_Dataset records_:
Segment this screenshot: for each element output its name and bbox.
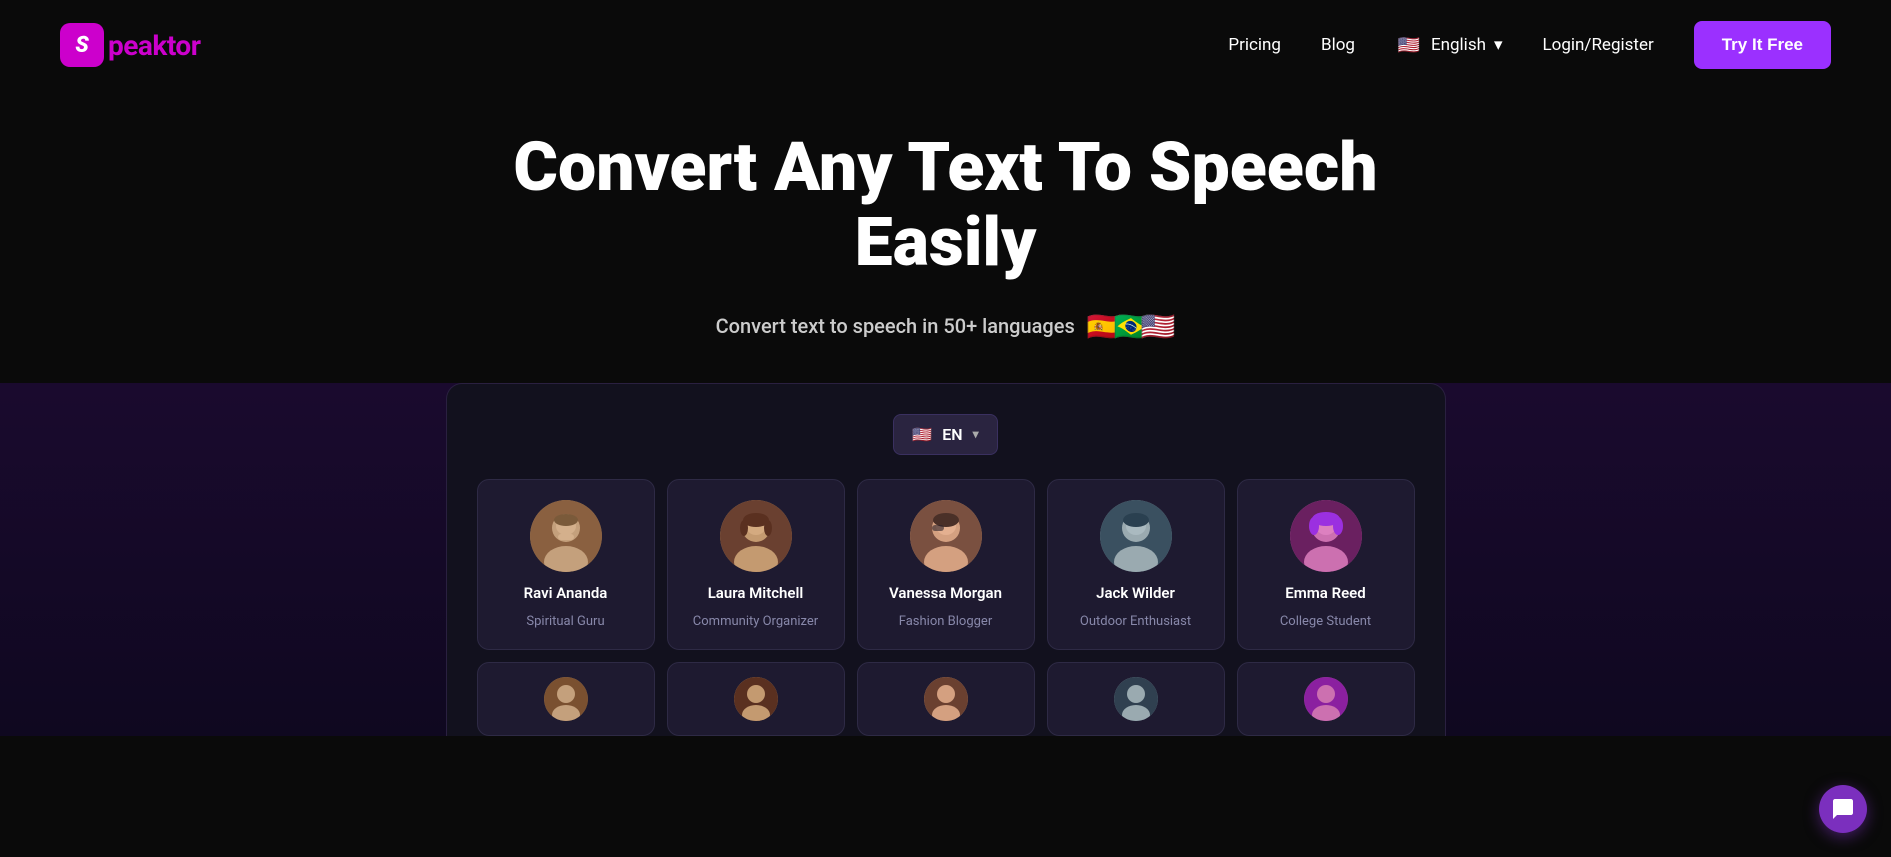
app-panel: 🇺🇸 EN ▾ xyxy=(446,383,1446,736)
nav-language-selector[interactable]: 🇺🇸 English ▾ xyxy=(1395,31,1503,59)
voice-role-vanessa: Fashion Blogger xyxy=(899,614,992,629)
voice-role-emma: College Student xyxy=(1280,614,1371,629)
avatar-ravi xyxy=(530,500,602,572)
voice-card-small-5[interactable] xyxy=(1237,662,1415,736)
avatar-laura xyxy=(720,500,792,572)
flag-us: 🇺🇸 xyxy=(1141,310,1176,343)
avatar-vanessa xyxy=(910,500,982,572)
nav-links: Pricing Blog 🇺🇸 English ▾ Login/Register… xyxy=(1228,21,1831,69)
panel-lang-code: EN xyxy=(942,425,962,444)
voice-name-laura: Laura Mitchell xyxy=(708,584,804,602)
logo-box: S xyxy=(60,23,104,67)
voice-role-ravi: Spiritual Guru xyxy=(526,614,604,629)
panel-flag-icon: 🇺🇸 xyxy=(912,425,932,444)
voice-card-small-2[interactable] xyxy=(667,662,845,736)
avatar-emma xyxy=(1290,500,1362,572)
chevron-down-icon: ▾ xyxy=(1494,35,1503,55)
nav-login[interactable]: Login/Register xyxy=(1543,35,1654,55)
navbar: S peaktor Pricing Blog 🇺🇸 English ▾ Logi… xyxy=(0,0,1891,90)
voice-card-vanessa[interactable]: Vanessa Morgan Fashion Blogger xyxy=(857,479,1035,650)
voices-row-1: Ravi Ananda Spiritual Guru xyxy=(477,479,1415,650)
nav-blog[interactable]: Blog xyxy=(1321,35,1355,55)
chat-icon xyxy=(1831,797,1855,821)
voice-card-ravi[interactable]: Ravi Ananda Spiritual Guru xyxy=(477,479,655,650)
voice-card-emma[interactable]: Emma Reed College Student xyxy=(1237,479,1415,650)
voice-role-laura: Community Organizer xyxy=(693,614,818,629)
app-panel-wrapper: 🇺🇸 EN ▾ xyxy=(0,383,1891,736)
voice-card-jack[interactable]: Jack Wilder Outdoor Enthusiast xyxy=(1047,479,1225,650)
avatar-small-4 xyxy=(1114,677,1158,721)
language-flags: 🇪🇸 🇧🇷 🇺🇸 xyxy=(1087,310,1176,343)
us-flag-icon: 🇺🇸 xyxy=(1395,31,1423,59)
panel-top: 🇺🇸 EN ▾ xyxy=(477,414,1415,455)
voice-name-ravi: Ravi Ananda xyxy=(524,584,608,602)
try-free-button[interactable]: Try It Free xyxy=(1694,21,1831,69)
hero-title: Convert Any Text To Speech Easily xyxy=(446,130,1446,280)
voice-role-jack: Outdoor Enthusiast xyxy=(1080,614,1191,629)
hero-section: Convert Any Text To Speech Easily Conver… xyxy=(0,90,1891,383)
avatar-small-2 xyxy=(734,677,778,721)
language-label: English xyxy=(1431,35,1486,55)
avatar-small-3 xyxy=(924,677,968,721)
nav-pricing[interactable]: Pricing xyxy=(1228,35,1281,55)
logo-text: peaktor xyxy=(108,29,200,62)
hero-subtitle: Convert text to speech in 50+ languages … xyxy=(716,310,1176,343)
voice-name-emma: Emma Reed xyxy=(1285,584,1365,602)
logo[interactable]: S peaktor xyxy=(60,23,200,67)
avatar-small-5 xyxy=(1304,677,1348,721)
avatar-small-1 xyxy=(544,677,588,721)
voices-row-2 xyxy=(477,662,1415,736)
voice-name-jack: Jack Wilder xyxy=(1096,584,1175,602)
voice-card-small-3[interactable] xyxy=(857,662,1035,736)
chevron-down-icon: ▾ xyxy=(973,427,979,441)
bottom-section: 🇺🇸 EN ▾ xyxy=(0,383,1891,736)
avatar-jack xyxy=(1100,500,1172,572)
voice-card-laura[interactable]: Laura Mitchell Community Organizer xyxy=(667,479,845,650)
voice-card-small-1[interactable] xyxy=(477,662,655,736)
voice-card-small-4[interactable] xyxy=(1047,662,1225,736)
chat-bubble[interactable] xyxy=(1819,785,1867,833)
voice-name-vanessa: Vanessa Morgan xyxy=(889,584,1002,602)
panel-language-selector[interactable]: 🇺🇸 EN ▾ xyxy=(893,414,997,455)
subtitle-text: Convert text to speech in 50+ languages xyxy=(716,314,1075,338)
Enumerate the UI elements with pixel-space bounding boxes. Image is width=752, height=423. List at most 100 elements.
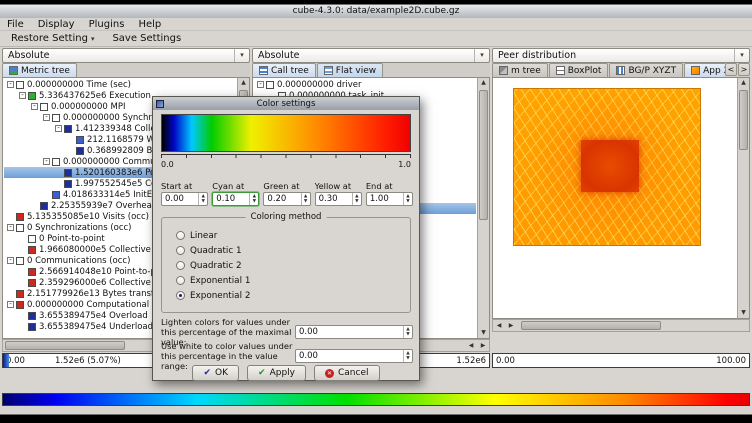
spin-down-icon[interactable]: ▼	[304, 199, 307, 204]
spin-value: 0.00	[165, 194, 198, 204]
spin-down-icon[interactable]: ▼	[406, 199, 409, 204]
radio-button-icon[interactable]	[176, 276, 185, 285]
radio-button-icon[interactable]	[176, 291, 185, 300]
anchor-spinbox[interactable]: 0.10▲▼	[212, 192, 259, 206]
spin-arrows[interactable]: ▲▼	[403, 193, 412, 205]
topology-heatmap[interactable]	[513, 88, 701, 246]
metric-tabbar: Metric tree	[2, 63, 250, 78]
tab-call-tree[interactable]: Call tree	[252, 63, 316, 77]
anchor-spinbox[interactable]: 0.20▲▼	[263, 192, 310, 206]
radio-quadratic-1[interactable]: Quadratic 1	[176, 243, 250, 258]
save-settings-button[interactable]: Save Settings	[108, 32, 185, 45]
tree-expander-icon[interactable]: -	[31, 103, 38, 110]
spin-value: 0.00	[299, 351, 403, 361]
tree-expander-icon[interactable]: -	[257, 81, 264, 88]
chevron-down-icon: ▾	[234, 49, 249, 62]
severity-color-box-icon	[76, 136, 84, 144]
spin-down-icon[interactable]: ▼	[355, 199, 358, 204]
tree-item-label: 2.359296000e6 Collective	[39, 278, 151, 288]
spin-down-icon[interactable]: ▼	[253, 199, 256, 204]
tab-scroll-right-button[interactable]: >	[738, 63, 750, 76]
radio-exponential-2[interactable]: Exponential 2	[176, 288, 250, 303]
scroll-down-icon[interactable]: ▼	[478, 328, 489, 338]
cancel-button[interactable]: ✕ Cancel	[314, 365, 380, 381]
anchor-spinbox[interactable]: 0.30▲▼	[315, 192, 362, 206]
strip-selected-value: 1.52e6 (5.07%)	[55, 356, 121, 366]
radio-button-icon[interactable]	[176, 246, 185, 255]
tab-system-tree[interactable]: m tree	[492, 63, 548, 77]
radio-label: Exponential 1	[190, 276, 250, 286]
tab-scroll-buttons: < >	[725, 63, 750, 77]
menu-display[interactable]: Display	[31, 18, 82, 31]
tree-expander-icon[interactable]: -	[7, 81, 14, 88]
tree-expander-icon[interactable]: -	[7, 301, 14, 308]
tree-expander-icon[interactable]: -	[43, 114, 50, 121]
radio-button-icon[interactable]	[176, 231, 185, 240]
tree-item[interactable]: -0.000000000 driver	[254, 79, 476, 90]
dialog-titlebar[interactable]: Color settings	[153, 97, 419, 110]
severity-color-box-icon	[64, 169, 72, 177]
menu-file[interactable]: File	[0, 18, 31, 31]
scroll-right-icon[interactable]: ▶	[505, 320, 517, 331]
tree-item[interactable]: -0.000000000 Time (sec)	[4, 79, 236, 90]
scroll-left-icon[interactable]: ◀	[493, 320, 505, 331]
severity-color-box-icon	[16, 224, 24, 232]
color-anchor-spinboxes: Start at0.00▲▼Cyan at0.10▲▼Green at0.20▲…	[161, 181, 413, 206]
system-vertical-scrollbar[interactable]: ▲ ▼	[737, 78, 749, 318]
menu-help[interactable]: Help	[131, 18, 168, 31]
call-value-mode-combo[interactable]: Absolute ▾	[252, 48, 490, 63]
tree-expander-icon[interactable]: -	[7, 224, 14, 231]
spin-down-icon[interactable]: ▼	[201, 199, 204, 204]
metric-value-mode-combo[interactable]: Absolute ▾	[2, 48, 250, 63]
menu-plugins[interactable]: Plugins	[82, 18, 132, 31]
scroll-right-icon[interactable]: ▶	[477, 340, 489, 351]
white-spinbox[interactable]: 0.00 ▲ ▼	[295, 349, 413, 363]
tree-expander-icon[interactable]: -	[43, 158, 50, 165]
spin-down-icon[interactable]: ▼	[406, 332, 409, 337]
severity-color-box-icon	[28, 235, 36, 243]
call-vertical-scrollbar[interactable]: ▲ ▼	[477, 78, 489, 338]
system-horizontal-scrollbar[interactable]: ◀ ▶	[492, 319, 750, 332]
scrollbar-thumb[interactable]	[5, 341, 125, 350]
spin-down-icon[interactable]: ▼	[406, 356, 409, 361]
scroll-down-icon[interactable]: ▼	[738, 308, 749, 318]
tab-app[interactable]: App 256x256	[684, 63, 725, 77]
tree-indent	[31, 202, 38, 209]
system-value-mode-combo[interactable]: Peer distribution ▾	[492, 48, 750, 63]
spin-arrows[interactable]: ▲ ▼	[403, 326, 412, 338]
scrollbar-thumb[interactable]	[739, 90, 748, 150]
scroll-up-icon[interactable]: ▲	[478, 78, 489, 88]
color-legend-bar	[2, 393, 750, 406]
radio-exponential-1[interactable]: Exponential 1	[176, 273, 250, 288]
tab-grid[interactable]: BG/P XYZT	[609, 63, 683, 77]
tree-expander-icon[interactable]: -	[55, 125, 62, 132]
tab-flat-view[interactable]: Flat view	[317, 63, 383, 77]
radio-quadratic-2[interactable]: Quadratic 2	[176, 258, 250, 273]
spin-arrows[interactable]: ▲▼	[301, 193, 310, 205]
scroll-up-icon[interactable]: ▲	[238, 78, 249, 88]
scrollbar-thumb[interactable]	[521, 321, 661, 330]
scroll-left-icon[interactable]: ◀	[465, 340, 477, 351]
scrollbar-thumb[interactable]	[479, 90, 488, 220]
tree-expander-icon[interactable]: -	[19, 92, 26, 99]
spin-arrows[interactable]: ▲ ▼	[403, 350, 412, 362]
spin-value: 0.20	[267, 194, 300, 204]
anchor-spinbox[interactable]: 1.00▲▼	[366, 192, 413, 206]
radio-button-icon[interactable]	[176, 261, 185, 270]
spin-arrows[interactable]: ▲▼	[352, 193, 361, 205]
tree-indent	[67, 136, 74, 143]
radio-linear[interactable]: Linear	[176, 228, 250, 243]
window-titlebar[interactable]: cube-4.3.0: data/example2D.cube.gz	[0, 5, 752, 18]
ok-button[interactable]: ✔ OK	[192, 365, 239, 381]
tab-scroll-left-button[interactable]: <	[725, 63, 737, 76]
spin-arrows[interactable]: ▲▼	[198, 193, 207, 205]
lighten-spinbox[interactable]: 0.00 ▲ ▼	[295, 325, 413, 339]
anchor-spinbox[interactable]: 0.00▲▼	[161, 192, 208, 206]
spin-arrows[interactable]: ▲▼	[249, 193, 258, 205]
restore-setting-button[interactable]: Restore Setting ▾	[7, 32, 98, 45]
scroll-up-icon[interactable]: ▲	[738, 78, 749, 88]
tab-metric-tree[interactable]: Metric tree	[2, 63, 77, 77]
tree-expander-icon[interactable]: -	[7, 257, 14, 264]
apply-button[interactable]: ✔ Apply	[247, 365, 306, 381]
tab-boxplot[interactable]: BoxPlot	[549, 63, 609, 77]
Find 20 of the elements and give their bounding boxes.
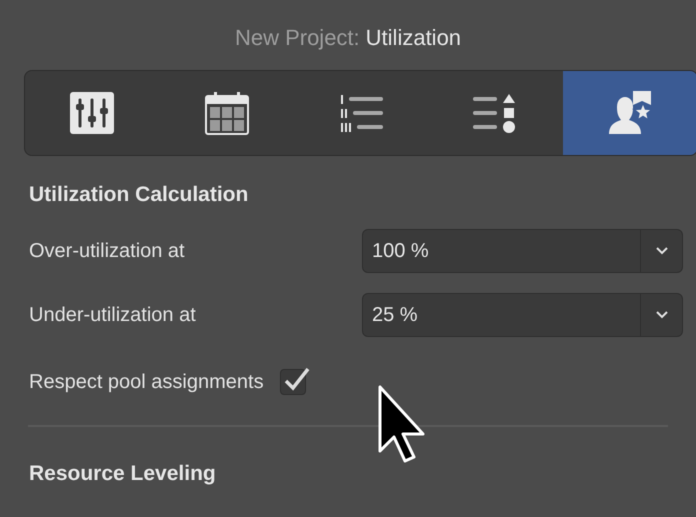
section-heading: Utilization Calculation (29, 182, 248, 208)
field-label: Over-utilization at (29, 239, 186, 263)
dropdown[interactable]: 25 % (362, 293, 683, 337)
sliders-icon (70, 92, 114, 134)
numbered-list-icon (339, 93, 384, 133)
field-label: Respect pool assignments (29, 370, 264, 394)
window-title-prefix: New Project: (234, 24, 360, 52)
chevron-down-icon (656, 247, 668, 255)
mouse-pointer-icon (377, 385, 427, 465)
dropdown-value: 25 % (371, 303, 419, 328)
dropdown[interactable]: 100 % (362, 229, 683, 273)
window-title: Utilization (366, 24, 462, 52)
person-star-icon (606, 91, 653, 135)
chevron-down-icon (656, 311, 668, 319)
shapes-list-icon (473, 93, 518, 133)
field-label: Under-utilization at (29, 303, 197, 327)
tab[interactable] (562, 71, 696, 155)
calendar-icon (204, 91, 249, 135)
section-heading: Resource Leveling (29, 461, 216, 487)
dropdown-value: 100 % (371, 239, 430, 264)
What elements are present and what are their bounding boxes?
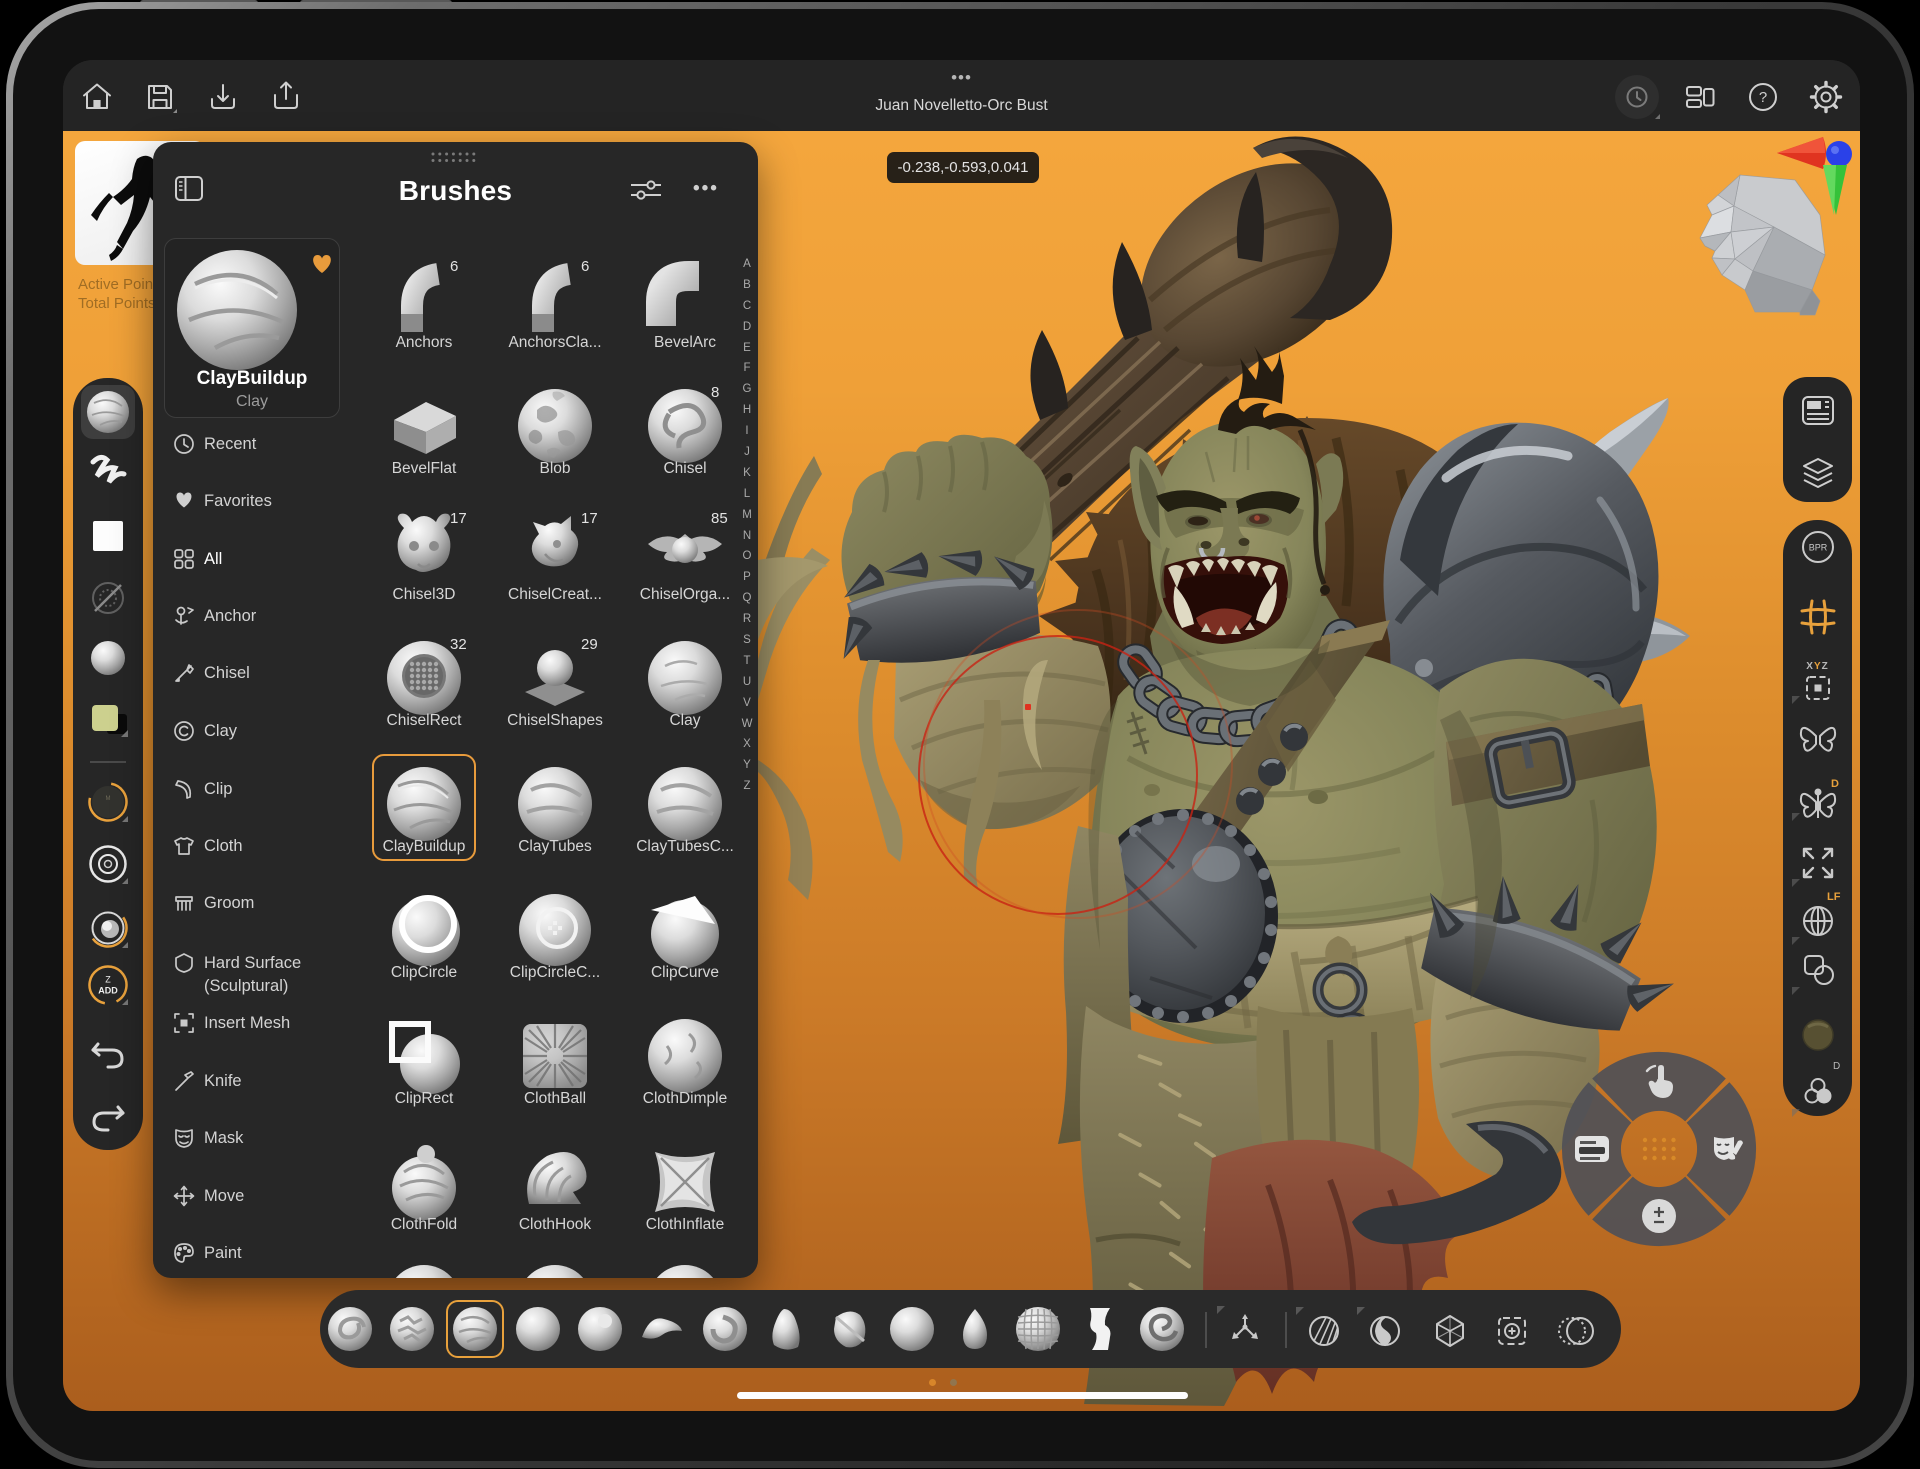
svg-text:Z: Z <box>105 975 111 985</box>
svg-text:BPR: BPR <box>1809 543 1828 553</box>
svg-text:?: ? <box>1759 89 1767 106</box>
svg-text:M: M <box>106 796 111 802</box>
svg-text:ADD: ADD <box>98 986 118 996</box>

_Task description_:
Reproduce the items verbatim, from the line with "199, 307, 204]" to the line with "63, 250, 78]", including both of those lines.

_Response to this exercise_:
spin-down-icon[interactable]: ▼	[304, 199, 307, 204]
spin-value: 0.00	[165, 194, 198, 204]
spin-down-icon[interactable]: ▼	[406, 199, 409, 204]
radio-button-icon[interactable]	[176, 276, 185, 285]
radio-button-icon[interactable]	[176, 291, 185, 300]
anchor-spinbox[interactable]: 0.10▲▼	[212, 192, 259, 206]
spin-arrows[interactable]: ▲▼	[403, 193, 412, 205]
topology-heatmap[interactable]	[513, 88, 701, 246]
metric-tabbar: Metric tree	[2, 63, 250, 78]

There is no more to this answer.